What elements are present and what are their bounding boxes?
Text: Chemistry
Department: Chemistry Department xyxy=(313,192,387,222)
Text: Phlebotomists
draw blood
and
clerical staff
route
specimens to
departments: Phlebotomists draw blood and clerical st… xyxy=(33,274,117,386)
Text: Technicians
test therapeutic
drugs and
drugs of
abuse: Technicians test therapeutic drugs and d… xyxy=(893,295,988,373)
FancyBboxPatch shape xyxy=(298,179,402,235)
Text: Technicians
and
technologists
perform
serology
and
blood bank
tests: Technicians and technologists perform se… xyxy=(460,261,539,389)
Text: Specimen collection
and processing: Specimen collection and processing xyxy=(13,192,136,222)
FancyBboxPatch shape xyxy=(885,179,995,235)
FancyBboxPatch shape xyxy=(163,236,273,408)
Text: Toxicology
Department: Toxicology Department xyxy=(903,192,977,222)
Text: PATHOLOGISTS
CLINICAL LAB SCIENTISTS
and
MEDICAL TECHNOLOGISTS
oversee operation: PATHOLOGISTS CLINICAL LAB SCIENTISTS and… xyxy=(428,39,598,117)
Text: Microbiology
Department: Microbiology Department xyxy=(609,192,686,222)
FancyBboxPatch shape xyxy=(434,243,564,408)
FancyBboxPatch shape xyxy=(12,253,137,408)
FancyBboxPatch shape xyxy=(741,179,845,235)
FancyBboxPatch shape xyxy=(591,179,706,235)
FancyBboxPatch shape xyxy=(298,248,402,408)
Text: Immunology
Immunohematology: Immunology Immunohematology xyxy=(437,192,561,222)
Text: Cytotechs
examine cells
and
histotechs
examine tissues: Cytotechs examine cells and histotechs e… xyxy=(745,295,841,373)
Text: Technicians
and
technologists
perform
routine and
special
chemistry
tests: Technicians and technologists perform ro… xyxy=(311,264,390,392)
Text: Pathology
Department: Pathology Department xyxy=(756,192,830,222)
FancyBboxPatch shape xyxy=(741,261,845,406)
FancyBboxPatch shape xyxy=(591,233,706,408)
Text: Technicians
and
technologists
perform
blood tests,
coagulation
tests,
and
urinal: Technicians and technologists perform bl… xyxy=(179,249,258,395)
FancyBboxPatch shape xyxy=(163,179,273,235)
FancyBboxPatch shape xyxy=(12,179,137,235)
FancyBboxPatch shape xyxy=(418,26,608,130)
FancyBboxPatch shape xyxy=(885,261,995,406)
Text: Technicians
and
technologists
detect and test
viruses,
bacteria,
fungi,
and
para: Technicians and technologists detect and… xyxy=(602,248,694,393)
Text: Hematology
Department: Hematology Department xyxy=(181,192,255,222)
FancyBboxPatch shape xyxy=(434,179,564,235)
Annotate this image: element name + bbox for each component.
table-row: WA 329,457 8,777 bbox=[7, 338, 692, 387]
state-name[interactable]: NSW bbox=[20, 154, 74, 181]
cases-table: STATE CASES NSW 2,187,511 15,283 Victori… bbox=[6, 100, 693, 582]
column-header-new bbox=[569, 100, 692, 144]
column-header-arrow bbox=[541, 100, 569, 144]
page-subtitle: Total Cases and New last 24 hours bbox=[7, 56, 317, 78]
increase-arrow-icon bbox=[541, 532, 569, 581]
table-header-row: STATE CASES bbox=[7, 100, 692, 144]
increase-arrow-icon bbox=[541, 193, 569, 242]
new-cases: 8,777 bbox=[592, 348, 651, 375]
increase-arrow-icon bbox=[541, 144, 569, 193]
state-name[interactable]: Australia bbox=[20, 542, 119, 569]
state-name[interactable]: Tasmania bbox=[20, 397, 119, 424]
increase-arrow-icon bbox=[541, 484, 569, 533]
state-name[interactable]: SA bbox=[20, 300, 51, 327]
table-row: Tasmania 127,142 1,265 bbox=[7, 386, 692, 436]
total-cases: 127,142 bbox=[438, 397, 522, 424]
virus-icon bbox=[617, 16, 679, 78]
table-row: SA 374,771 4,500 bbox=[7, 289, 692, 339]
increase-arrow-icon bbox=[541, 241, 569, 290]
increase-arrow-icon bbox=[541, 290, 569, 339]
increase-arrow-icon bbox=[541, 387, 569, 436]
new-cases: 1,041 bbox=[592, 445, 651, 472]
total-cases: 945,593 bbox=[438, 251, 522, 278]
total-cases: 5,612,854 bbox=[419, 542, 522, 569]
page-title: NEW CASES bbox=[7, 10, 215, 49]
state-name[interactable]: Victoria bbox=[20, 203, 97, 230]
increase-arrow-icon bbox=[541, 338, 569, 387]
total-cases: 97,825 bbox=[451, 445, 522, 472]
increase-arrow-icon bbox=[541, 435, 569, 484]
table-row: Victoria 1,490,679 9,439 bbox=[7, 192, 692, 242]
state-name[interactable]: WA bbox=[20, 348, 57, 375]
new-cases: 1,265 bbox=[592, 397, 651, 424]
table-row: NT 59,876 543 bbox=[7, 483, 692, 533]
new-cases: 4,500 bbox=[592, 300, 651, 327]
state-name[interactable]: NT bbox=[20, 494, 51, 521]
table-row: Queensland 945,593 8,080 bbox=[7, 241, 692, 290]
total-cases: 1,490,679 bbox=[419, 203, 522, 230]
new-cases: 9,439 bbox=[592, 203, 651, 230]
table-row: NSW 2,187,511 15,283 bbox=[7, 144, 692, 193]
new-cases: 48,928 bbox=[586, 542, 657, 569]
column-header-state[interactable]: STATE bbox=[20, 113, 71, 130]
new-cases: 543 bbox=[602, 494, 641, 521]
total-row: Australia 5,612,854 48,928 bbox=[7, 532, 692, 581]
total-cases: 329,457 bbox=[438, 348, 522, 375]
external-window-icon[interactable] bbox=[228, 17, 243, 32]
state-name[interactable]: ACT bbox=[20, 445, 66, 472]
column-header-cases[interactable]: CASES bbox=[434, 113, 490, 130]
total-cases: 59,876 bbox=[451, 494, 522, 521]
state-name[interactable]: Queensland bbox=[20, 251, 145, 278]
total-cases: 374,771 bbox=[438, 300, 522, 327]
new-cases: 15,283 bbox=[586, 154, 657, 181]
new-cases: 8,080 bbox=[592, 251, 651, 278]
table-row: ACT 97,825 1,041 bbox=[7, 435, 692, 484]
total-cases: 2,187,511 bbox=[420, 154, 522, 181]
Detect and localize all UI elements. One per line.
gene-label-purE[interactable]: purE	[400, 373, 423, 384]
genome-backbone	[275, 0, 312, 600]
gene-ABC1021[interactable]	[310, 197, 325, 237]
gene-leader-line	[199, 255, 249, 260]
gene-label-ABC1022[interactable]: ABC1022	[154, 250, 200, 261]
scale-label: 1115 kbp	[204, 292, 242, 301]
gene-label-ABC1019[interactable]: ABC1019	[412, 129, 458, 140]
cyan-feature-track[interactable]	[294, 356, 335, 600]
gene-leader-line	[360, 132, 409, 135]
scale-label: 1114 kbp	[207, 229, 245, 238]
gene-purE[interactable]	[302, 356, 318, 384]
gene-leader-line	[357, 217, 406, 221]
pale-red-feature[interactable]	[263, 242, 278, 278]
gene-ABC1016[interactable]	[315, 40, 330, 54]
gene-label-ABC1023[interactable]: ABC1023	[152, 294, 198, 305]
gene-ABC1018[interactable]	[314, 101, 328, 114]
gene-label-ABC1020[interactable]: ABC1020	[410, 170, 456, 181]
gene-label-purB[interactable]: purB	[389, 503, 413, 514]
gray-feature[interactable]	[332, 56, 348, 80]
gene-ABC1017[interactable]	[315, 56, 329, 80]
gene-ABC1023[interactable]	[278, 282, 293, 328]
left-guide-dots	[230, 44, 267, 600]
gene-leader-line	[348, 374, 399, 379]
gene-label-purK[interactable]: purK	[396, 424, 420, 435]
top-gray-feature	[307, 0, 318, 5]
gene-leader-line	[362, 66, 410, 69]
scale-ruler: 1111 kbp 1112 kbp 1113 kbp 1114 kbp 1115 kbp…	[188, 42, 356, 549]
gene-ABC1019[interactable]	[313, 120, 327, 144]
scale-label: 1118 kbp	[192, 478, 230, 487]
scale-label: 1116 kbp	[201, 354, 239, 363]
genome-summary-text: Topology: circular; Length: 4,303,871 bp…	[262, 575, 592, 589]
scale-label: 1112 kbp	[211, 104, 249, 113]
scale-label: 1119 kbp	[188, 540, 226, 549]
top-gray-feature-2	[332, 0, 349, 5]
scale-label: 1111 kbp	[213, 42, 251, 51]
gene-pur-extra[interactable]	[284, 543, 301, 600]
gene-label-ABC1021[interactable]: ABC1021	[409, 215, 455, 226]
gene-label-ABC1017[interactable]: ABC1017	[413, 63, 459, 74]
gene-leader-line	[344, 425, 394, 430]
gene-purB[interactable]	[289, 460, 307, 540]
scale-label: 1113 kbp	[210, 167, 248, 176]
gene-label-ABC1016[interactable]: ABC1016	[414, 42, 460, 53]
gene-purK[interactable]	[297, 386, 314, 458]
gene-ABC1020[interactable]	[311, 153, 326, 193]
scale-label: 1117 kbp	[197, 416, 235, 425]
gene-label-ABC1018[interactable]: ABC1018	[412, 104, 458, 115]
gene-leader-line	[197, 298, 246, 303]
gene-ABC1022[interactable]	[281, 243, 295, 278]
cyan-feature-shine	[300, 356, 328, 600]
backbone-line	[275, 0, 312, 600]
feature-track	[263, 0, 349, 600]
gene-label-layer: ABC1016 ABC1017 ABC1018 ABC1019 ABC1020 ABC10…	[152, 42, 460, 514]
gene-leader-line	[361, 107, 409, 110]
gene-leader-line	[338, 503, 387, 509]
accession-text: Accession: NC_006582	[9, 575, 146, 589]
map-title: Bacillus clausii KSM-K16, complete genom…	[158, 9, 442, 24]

**Instructions for the task**
Report how many lines of the records above contain the word "Microbiology", giving only the number.

**Solution**
2